> What needs to be done
Find each line with the word "Premiere" and say how many there are, nothing else.

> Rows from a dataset
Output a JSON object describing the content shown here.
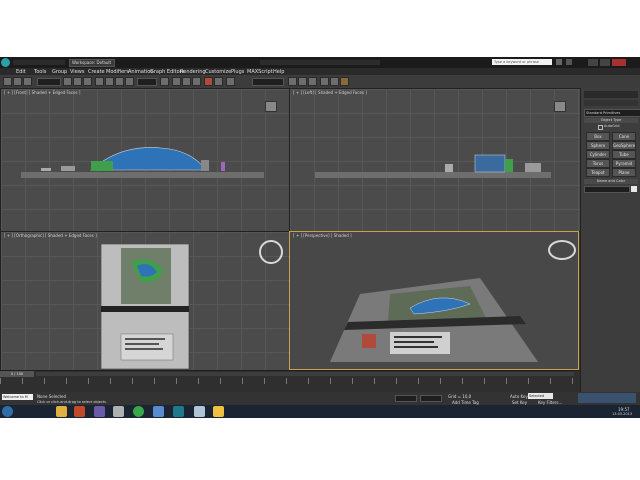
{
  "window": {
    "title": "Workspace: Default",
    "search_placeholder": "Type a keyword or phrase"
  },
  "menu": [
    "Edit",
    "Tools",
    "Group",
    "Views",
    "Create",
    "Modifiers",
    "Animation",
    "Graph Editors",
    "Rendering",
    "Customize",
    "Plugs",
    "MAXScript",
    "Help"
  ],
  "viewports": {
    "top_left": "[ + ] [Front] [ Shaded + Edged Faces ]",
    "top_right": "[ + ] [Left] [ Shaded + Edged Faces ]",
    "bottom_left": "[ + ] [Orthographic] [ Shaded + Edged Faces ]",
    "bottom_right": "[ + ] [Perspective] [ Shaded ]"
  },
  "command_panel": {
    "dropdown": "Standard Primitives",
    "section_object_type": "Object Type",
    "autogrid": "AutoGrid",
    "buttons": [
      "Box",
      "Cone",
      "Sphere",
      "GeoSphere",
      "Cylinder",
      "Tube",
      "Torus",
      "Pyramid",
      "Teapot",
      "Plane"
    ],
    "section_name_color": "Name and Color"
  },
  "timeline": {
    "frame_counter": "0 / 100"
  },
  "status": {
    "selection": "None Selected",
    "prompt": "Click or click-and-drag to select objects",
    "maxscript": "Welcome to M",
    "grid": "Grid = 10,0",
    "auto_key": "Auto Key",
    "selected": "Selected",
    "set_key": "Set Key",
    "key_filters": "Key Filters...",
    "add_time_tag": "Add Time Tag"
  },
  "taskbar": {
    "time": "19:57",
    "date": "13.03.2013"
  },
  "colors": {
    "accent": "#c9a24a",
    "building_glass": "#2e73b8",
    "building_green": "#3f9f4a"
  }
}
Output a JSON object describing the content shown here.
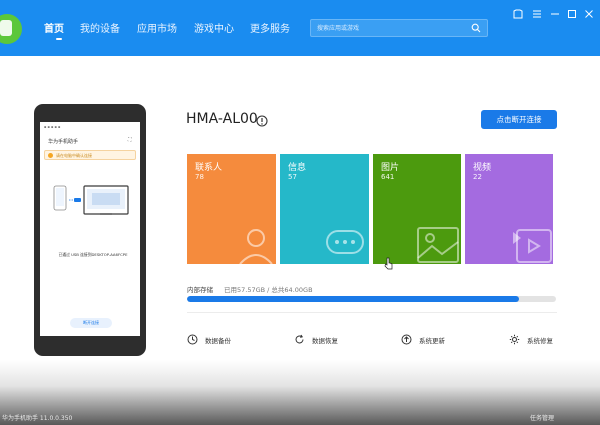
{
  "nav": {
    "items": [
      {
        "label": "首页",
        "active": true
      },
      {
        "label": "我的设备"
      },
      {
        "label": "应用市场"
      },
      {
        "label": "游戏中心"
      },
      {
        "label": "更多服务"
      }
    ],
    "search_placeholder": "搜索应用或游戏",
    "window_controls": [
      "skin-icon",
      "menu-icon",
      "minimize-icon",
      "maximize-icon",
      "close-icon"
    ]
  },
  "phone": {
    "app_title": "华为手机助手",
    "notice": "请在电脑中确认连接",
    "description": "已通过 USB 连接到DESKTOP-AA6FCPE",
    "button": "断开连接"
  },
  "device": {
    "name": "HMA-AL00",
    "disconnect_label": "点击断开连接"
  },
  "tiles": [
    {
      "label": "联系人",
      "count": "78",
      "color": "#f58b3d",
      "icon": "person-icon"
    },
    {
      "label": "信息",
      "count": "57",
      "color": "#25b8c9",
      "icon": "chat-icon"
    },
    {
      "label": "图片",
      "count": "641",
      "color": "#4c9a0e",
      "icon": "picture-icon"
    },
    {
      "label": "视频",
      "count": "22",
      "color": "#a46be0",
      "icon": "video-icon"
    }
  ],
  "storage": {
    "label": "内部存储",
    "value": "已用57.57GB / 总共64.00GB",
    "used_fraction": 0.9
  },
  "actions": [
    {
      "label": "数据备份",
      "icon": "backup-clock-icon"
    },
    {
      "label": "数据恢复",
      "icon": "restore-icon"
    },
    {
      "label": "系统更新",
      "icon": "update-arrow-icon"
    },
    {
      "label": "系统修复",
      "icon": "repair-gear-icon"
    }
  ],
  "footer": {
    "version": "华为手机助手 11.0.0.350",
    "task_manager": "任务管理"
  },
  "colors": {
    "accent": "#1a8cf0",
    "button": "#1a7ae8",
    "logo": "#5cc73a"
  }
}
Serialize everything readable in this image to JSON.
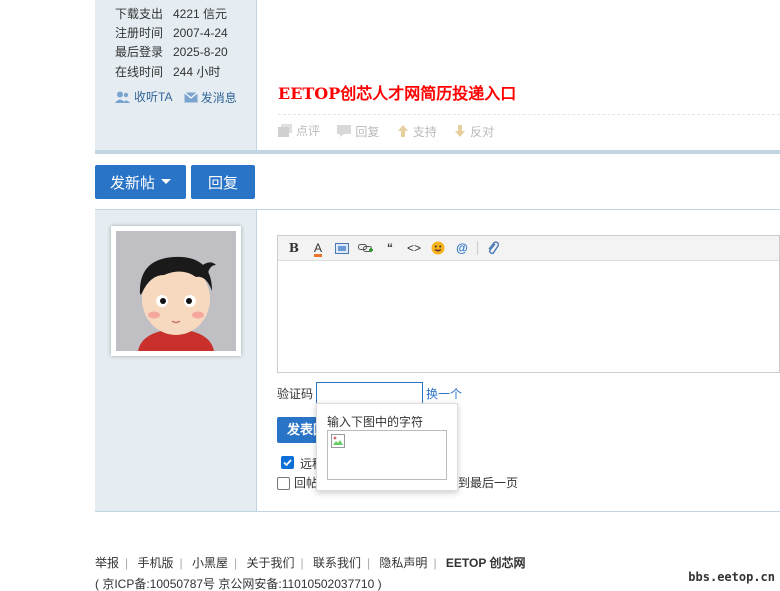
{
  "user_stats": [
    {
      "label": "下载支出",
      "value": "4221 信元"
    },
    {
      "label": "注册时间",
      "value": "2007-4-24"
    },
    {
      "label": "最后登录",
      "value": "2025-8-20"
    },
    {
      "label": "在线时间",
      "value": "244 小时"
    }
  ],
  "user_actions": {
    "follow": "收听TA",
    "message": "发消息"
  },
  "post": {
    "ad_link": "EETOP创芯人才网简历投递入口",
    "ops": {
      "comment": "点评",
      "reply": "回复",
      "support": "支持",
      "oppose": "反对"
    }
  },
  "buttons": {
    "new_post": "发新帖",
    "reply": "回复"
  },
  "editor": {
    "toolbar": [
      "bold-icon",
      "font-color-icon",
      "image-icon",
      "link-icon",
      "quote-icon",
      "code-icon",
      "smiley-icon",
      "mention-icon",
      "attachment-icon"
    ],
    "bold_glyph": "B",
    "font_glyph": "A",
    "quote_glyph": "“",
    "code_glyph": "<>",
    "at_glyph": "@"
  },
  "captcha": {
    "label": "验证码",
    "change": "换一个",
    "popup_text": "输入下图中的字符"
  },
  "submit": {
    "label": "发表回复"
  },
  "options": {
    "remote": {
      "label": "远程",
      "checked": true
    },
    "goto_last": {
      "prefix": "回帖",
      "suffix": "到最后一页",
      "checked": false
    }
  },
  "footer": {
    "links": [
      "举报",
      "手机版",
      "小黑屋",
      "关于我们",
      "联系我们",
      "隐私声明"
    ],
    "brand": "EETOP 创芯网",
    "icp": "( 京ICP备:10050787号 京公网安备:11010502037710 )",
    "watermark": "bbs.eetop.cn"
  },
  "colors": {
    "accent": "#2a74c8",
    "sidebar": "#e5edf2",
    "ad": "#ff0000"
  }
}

...

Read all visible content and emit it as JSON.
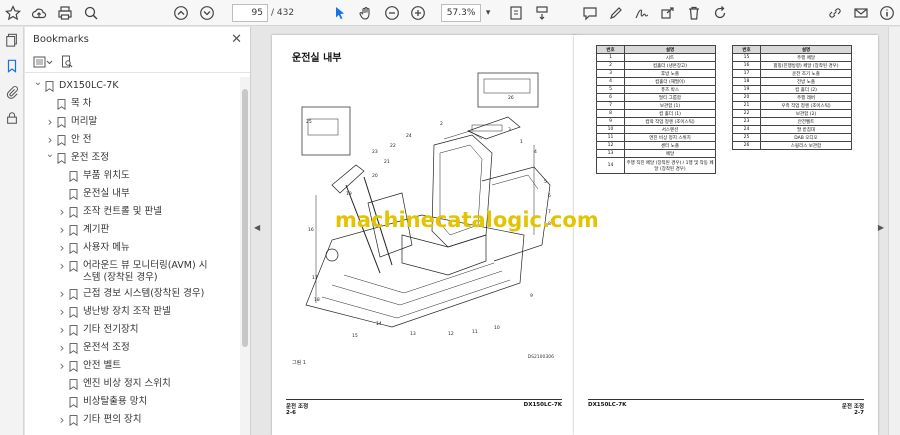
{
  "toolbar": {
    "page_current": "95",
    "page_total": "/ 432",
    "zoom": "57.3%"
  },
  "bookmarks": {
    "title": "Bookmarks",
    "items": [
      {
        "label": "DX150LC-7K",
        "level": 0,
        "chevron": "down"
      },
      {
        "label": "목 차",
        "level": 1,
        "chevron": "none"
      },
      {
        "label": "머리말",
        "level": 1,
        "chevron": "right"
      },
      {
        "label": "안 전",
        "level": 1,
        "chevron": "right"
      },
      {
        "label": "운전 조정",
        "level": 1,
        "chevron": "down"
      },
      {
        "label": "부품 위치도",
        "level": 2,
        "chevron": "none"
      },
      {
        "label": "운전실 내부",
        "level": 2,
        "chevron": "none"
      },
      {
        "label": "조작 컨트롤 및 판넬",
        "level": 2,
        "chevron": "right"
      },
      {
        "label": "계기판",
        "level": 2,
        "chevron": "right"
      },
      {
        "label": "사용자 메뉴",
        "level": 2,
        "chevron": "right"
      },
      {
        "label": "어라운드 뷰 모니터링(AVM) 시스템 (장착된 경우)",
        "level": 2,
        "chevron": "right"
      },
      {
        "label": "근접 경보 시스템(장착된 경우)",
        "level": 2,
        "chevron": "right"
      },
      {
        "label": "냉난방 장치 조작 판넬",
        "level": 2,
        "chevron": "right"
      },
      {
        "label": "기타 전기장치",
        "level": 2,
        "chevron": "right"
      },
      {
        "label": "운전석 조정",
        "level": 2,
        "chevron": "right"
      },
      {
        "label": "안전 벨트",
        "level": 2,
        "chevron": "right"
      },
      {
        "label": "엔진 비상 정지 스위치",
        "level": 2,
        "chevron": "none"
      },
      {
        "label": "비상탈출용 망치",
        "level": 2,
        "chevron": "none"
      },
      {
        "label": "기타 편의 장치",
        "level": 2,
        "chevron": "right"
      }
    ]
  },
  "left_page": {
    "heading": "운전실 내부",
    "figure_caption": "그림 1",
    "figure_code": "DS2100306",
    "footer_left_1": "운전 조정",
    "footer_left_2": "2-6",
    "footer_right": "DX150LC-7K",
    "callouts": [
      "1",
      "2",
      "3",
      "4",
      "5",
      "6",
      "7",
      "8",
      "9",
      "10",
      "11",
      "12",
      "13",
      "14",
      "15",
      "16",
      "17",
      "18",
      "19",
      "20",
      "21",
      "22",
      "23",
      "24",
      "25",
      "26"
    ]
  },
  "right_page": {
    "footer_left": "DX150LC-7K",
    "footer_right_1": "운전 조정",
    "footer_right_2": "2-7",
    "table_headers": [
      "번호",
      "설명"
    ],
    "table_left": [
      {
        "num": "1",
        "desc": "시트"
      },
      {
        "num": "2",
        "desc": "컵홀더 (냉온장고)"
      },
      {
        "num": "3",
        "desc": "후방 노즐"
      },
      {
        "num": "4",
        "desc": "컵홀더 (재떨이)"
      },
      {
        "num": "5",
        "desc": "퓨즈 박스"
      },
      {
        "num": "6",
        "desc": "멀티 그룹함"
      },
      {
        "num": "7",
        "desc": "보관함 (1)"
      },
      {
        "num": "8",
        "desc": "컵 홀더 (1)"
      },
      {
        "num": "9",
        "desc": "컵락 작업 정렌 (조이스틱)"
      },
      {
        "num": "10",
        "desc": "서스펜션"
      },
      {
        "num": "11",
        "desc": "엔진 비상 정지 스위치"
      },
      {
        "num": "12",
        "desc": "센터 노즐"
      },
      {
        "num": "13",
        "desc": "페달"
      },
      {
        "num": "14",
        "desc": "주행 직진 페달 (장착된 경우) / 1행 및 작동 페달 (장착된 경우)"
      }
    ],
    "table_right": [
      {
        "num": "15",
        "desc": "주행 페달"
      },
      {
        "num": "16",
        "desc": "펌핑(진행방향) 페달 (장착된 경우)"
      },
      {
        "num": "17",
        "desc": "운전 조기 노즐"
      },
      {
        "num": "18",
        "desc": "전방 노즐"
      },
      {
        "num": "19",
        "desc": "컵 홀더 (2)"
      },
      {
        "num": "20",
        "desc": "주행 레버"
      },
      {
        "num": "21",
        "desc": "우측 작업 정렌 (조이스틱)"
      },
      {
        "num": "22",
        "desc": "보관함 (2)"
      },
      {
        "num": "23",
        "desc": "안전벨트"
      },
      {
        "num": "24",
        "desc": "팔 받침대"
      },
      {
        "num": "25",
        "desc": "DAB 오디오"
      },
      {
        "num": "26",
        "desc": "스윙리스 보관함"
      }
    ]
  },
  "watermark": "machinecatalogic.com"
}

...

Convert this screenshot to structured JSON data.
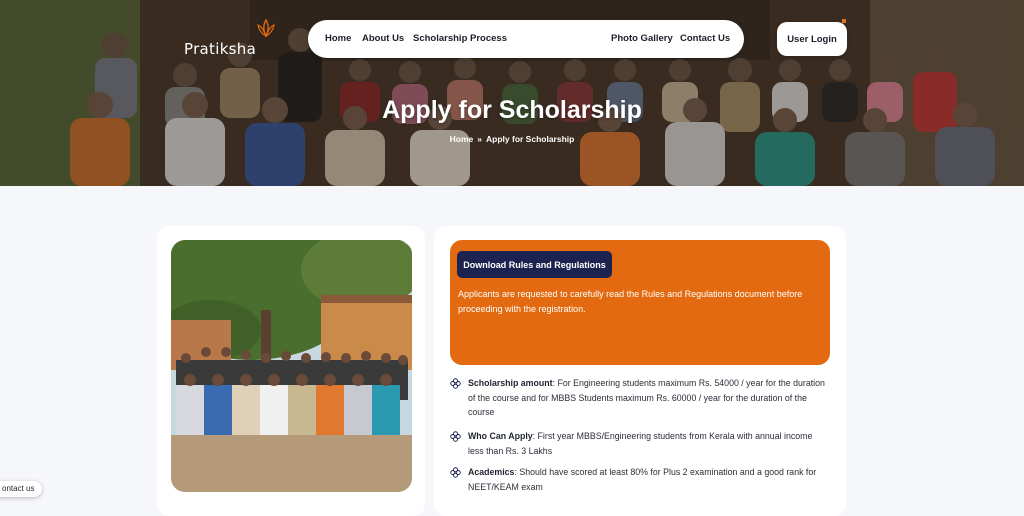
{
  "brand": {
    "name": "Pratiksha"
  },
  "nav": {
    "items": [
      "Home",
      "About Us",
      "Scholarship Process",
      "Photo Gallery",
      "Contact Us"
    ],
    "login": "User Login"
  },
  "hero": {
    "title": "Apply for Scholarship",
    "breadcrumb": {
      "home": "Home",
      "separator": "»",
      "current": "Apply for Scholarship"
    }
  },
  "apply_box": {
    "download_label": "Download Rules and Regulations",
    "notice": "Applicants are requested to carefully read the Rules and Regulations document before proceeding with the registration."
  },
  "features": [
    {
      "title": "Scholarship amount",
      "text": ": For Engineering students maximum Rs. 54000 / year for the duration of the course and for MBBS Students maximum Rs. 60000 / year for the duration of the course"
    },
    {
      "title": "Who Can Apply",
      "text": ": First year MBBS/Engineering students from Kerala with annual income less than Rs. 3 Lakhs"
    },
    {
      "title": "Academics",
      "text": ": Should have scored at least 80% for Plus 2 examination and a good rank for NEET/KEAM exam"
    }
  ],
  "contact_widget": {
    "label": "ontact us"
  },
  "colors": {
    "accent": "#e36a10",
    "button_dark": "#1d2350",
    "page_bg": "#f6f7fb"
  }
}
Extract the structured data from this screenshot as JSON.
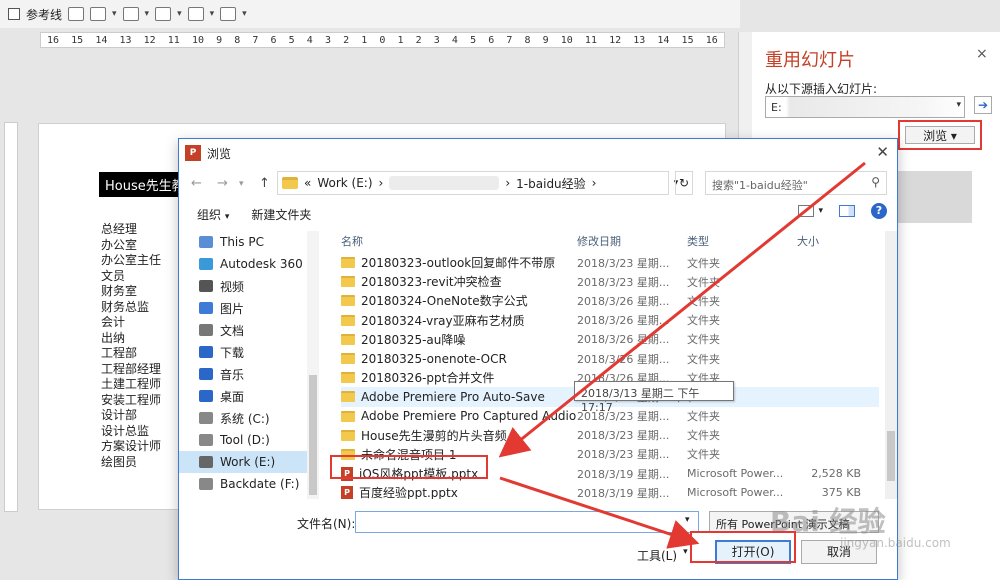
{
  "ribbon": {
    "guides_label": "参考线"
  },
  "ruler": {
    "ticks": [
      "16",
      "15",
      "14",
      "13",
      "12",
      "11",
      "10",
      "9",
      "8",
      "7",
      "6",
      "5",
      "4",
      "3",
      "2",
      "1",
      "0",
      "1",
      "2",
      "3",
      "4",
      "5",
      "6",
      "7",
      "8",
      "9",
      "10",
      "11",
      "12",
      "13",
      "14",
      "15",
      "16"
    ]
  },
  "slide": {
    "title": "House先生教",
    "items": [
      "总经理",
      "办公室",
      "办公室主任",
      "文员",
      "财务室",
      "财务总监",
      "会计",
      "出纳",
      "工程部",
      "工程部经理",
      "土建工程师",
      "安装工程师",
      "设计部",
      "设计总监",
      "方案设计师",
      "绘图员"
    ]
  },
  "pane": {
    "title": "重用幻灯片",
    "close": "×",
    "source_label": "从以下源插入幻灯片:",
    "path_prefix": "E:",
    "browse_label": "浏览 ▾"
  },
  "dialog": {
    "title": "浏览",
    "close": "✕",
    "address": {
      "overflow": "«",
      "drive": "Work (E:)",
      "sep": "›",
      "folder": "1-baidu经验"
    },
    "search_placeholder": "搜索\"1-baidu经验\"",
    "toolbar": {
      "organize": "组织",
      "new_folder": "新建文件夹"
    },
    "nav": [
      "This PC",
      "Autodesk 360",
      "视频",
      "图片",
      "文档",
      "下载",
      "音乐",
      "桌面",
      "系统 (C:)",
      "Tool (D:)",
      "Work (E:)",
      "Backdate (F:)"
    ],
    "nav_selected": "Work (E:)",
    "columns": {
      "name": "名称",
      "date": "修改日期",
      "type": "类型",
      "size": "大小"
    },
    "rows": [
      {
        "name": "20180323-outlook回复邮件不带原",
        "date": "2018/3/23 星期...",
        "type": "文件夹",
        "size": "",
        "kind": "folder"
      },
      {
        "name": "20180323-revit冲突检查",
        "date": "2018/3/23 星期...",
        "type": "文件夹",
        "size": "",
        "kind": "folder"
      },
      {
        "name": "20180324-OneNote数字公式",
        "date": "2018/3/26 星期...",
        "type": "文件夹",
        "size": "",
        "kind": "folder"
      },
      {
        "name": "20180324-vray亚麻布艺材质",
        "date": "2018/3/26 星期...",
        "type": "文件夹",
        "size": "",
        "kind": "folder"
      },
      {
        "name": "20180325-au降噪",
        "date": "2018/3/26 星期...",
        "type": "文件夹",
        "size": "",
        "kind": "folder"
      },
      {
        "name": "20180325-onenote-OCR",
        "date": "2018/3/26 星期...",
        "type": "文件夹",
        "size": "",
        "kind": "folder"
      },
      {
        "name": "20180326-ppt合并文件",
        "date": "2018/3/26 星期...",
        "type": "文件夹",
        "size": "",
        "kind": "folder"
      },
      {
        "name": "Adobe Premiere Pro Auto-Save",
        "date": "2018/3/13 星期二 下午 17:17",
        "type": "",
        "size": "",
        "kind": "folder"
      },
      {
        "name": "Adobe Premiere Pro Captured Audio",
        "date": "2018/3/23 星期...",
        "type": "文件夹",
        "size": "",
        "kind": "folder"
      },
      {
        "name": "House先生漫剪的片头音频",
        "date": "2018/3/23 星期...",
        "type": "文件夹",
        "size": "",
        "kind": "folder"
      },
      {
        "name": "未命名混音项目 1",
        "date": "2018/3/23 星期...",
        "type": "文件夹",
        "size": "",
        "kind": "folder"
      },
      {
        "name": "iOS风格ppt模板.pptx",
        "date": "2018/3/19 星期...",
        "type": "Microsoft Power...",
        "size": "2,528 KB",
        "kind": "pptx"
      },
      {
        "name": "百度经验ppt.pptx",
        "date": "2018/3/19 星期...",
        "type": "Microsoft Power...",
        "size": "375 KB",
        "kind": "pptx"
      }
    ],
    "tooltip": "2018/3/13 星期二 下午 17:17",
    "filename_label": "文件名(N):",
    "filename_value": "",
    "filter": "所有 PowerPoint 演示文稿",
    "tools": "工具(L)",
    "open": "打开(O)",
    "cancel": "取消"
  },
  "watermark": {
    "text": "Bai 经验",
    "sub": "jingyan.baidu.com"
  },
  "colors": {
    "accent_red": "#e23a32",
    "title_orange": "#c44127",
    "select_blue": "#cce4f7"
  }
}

> Result for this task
2